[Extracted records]
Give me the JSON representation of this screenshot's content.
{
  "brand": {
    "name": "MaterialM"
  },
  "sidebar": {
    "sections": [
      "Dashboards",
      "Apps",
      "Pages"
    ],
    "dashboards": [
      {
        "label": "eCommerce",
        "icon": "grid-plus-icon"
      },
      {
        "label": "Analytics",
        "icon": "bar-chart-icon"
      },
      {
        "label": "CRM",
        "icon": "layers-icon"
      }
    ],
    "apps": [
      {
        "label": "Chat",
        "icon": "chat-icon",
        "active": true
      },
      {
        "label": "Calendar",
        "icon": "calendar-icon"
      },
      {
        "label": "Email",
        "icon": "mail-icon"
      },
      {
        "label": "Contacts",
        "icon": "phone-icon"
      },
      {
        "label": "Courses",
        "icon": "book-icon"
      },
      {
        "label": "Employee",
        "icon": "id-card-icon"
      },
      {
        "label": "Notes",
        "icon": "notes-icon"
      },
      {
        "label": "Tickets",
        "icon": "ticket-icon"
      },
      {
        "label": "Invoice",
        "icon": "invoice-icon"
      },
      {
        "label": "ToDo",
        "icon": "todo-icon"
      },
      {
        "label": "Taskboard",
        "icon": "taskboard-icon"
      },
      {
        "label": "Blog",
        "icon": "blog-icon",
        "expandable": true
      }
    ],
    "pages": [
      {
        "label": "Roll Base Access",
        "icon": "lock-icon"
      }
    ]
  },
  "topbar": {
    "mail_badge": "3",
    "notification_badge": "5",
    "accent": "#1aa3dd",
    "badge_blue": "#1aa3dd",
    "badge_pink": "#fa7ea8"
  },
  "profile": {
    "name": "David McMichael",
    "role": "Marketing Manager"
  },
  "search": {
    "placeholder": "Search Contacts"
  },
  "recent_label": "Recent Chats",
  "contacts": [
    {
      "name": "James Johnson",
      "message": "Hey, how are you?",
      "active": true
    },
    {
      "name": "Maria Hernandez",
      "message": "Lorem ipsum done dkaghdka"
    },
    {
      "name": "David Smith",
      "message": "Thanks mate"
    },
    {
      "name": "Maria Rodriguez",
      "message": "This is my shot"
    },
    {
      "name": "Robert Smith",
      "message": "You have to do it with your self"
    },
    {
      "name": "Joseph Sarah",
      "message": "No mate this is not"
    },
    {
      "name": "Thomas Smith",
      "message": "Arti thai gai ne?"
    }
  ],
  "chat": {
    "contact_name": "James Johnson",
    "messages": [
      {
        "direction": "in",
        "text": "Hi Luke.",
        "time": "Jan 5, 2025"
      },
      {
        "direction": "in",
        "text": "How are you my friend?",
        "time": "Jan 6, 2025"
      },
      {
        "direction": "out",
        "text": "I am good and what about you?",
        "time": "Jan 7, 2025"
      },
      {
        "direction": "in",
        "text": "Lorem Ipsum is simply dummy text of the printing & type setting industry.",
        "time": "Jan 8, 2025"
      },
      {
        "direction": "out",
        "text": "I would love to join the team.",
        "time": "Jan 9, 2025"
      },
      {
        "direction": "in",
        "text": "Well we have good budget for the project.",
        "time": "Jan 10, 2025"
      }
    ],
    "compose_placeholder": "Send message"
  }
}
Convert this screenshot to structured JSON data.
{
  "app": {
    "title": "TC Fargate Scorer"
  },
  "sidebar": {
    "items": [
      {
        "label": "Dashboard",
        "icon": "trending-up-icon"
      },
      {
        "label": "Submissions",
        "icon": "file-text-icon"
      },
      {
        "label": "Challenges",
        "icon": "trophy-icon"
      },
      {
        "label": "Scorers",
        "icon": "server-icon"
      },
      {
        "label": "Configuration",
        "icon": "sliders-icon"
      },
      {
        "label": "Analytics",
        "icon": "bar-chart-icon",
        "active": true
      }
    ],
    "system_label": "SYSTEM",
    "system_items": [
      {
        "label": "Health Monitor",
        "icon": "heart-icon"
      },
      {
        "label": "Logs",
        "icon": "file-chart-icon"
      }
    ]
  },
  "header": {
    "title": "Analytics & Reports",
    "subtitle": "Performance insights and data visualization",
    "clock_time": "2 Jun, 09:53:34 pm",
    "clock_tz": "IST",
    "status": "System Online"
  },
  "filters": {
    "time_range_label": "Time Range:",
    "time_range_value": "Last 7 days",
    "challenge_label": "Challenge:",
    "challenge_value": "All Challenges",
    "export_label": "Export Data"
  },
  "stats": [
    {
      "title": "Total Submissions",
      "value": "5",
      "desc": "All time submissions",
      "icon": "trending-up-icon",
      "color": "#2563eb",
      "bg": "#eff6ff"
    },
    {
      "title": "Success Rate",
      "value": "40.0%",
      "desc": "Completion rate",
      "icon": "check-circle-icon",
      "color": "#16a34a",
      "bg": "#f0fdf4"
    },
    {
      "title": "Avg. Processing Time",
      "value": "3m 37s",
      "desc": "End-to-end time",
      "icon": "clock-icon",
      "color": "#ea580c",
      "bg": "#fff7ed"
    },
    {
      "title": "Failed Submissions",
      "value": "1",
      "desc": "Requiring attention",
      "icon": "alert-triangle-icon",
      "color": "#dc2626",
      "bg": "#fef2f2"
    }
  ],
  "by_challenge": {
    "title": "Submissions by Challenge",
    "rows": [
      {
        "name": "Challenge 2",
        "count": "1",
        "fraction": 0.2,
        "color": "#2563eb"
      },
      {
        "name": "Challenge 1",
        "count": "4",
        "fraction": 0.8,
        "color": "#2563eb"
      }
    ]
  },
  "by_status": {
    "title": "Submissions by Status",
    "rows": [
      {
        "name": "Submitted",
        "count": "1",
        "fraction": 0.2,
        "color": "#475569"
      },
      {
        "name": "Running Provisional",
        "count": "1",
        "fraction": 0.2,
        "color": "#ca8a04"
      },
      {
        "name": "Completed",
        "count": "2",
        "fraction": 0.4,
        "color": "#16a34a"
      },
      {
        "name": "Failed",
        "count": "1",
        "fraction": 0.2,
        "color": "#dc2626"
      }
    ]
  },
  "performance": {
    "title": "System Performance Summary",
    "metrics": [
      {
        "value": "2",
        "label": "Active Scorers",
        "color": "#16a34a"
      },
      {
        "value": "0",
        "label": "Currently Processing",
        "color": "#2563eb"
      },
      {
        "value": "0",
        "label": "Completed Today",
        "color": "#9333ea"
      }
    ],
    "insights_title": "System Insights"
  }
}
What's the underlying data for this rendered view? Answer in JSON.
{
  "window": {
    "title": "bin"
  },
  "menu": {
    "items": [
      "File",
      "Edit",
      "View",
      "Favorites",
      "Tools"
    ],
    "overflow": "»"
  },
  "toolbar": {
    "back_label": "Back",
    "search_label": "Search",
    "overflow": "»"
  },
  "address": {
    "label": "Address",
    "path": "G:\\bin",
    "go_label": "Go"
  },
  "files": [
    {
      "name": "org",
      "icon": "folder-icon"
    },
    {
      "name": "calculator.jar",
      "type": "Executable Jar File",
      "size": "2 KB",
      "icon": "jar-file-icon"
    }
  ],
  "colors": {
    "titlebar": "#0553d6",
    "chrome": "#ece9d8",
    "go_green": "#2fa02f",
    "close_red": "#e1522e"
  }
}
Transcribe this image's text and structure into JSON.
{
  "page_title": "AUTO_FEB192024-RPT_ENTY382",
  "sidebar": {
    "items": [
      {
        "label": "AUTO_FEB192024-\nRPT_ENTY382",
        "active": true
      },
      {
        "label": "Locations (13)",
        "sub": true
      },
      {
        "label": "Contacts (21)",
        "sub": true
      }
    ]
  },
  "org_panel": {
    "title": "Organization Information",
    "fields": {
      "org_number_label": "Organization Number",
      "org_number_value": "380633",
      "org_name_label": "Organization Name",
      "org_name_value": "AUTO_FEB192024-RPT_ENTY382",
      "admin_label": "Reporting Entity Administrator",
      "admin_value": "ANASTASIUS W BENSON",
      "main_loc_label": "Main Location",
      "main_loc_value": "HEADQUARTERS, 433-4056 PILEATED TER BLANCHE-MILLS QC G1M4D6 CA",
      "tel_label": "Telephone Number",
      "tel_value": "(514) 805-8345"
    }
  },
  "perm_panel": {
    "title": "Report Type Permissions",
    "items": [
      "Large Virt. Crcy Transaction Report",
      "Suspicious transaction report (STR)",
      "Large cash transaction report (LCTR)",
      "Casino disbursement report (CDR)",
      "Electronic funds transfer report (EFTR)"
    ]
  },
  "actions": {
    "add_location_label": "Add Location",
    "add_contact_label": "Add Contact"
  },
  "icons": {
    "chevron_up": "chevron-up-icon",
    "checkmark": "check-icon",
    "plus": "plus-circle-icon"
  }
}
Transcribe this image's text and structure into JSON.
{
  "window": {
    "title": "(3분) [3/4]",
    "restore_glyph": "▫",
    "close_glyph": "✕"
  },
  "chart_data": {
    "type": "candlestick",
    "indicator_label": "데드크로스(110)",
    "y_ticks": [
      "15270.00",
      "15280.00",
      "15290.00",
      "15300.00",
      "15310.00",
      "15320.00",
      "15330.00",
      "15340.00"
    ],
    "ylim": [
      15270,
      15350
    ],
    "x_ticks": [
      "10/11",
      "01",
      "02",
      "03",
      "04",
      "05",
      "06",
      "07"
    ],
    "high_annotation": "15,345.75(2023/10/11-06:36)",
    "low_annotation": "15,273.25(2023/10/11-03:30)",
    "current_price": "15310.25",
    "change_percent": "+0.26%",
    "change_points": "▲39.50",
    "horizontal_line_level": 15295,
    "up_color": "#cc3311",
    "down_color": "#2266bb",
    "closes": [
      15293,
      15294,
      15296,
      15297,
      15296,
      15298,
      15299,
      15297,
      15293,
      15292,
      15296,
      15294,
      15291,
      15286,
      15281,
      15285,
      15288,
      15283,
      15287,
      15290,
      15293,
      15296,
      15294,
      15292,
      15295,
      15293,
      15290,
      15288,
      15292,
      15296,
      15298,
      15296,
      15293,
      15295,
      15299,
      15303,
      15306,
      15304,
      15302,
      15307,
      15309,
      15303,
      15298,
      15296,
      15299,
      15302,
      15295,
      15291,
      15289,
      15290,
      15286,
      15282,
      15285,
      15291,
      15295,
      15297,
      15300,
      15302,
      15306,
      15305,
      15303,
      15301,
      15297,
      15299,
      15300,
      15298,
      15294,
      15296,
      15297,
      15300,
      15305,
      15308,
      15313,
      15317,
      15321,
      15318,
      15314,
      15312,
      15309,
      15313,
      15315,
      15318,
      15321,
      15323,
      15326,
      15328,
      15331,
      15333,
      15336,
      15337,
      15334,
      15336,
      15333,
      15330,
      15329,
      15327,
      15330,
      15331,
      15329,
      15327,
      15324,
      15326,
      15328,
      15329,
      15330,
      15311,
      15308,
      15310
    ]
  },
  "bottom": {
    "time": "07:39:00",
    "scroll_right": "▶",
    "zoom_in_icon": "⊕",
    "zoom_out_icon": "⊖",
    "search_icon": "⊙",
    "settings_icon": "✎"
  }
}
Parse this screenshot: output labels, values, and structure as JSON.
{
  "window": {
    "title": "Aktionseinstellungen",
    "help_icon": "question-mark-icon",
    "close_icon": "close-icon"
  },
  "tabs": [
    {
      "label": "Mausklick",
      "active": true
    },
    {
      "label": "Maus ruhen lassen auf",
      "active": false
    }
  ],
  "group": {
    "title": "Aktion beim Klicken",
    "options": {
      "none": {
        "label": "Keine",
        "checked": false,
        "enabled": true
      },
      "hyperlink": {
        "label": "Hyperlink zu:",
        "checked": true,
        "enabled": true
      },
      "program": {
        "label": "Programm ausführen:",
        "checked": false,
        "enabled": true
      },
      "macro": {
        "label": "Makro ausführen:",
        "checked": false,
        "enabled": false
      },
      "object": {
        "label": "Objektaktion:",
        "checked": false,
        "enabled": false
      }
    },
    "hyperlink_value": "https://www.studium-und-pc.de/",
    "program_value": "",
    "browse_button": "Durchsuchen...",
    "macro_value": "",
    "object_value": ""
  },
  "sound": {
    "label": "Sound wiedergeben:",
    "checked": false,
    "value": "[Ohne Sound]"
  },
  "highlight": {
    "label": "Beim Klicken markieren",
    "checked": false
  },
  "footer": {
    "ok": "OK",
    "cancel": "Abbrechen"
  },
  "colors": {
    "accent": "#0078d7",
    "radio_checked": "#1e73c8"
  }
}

THE TASK:
Write out every line of the preceding listing that contains "JSON".

THE RESPONSE:
Give me the JSON representation of this screenshot's content.
Convert this screenshot to structured JSON data.
What's the underlying data for this rendered view? Answer in JSON.
Transcribe this image's text and structure into JSON.
Transcribe this image's text and structure into JSON.
Parse this screenshot: output labels, values, and structure as JSON.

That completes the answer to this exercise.